── Exercise input

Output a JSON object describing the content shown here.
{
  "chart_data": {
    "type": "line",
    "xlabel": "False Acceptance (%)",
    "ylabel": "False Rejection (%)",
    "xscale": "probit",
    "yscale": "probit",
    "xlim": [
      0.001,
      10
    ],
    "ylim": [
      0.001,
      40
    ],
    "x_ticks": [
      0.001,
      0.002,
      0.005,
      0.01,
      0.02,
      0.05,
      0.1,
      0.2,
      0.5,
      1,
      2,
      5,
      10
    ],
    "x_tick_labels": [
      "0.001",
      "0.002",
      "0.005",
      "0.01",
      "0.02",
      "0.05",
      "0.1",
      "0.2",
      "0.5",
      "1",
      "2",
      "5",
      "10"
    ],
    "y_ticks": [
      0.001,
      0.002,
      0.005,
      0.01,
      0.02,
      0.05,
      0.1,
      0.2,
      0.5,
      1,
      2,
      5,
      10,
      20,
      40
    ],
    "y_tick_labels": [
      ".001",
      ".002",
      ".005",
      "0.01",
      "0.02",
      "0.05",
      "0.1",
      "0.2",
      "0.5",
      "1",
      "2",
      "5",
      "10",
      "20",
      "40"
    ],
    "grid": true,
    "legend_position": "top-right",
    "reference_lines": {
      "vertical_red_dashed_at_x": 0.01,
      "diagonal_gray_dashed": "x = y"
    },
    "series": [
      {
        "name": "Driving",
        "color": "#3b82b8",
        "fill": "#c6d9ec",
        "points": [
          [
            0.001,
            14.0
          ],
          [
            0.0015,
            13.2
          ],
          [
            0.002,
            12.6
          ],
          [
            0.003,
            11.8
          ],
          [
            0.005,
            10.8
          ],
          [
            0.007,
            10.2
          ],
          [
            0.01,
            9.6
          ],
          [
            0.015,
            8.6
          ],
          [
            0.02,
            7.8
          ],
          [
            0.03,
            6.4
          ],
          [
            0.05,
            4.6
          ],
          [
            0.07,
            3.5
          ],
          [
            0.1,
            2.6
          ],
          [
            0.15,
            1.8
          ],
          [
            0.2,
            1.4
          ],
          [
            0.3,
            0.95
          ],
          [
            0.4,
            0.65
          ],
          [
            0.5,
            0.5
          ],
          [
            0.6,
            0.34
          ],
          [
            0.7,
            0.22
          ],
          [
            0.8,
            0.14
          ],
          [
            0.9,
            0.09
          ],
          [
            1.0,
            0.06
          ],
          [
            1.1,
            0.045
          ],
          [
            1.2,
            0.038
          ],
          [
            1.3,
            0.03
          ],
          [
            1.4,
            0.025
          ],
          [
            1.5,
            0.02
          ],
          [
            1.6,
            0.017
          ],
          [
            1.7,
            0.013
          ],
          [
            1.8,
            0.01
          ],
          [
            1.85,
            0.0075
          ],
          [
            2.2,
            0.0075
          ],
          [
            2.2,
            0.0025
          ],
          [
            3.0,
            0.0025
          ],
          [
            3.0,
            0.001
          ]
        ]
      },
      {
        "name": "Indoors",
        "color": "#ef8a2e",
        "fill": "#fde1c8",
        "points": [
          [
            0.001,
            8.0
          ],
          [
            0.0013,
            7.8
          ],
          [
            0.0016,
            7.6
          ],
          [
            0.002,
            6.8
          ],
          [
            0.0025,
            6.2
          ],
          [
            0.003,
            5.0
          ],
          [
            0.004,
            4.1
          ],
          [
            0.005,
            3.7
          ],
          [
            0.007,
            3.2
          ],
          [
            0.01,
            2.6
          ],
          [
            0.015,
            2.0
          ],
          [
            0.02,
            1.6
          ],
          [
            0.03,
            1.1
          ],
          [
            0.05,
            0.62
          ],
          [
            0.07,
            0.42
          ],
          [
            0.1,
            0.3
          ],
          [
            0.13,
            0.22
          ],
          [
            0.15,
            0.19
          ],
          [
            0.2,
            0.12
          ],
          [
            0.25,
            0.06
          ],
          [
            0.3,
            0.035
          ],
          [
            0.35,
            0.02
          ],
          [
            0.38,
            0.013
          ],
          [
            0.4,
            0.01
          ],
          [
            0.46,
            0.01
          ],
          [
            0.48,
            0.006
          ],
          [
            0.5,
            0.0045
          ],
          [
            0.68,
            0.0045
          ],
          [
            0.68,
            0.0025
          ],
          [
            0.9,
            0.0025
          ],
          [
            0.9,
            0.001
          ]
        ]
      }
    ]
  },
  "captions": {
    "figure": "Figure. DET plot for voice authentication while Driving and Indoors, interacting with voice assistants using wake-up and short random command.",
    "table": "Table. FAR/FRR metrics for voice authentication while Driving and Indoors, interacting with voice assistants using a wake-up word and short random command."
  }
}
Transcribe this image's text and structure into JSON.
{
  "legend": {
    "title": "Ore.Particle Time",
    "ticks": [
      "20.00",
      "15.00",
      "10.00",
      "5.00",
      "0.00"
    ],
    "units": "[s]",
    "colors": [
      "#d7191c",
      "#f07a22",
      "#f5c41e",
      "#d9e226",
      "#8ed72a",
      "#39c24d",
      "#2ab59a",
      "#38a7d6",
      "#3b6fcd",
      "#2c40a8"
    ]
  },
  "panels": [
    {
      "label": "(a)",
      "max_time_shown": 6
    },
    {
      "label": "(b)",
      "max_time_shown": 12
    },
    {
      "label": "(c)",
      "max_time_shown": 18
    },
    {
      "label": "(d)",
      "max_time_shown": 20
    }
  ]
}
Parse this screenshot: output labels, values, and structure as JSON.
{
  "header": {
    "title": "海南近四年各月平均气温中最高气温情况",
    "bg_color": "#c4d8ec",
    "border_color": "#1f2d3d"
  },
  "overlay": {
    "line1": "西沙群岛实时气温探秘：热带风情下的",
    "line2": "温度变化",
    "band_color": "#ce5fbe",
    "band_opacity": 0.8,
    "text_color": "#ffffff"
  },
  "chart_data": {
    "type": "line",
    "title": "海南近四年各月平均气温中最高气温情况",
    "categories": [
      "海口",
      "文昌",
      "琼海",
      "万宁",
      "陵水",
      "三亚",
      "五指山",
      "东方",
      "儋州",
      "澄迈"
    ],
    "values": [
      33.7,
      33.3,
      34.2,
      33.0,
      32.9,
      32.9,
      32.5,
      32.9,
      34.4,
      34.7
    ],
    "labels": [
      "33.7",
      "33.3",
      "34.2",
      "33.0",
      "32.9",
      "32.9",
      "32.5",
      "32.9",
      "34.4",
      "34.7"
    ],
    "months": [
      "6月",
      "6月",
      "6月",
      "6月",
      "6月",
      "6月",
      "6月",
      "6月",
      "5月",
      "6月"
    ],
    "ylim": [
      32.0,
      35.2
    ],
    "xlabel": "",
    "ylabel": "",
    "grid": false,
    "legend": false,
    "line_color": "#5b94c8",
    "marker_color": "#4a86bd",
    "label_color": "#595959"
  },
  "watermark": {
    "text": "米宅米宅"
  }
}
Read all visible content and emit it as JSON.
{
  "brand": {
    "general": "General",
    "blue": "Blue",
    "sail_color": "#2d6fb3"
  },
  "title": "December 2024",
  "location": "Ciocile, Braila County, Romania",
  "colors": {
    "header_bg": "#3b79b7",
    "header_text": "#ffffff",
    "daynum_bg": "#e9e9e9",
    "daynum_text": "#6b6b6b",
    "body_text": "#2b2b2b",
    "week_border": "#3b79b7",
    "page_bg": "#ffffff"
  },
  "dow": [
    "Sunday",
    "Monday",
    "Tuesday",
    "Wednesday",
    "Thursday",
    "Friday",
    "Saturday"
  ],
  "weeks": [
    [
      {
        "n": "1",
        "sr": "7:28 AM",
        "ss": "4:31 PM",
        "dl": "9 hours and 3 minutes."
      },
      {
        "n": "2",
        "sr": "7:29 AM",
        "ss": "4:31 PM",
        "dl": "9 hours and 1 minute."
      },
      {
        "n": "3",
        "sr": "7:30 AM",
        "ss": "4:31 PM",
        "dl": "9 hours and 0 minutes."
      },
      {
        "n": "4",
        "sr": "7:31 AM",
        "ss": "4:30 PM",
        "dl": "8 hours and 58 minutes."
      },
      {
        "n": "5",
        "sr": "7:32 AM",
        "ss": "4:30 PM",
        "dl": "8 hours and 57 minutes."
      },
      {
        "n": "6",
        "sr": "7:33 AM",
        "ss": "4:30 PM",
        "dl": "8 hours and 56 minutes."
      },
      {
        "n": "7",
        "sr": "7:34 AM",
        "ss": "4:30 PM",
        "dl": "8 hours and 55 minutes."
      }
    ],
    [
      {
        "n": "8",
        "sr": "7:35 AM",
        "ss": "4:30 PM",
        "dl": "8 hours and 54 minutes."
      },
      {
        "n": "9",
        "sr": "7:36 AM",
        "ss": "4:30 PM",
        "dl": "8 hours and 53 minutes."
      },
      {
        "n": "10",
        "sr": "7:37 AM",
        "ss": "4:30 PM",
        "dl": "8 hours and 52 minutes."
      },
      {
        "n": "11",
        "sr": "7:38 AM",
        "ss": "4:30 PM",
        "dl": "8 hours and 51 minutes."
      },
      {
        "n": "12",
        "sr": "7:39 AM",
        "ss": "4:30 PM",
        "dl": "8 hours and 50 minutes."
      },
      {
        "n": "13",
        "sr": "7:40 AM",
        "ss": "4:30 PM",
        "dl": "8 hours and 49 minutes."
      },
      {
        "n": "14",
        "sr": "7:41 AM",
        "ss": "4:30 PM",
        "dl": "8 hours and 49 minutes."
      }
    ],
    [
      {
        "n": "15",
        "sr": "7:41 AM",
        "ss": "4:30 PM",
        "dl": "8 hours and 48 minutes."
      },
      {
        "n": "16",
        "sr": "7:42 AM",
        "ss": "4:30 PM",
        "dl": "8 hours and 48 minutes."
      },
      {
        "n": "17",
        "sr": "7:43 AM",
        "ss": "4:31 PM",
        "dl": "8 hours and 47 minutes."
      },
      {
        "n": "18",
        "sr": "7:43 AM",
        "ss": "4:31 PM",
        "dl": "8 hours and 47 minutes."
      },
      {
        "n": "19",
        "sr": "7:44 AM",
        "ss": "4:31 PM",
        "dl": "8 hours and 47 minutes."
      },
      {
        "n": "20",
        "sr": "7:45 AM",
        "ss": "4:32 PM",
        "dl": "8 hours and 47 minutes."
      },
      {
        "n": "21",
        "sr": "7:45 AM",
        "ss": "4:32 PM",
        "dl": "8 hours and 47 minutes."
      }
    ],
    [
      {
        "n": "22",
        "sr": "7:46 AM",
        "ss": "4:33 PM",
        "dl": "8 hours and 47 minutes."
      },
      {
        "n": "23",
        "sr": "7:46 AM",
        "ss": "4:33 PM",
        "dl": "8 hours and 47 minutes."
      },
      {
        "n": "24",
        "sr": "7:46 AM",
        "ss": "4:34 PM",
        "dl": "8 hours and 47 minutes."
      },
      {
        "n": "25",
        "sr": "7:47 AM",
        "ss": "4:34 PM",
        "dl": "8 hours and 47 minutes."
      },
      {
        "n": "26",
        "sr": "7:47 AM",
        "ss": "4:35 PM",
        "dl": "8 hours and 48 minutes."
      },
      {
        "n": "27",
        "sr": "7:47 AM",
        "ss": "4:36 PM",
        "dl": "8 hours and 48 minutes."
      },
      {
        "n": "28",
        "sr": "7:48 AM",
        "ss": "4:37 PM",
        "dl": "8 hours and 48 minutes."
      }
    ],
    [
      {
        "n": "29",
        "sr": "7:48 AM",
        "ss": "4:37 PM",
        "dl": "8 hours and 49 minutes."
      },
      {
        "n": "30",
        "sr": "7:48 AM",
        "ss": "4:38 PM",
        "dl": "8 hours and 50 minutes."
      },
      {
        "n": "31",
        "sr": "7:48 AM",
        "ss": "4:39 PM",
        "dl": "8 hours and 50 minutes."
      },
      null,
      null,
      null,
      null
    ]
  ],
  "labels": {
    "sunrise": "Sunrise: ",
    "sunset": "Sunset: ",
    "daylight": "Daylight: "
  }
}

────

Exercise task = Gather and copy every line of the data in which the string "using" is found.

Response below =
    "figure": "Figure. DET plot for voice authentication while Driving and Indoors, interacting with voice assistants using wake-up and short random command.",
    "table": "Table. FAR/FRR metrics for voice authentication while Driving and Indoors, interacting with voice assistants using a wake-up word and short random command."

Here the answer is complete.